» Exercise aim
Count the lines below that contain the word "yashash", and reply with that number alone.

--- Start Records supplied ---

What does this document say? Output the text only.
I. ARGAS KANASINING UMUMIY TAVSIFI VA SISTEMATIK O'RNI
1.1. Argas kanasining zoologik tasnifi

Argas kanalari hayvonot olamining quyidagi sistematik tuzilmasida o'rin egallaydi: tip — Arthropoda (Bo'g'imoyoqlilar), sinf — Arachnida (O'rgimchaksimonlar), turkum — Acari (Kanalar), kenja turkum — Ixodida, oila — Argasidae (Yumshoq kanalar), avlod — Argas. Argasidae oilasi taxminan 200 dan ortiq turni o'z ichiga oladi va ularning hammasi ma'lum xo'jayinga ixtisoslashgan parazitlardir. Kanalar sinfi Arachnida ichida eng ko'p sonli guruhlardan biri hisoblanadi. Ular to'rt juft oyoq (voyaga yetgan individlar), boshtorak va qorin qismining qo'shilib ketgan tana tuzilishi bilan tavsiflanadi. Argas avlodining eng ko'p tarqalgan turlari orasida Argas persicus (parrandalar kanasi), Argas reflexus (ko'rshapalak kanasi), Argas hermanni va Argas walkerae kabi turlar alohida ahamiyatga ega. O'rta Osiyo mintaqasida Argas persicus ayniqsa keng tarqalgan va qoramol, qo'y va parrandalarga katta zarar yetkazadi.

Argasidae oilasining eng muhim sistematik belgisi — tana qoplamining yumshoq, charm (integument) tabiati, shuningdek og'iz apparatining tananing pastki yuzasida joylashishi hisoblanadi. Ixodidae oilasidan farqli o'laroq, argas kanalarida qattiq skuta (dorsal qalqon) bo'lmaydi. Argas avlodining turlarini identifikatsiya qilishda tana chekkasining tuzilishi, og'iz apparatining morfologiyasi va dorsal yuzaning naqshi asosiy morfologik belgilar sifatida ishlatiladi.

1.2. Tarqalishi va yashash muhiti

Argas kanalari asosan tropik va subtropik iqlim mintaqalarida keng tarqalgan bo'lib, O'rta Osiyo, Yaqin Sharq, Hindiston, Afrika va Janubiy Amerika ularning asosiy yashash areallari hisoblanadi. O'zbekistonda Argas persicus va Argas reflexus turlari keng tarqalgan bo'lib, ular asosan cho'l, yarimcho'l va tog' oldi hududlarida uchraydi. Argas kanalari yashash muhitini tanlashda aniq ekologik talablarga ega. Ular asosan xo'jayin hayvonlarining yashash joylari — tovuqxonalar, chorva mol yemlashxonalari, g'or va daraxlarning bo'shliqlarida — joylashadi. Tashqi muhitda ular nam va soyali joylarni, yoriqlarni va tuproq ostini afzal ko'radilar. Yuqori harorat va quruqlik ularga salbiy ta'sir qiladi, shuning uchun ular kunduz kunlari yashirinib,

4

--- End Records supplied ---

» Solved exercise
2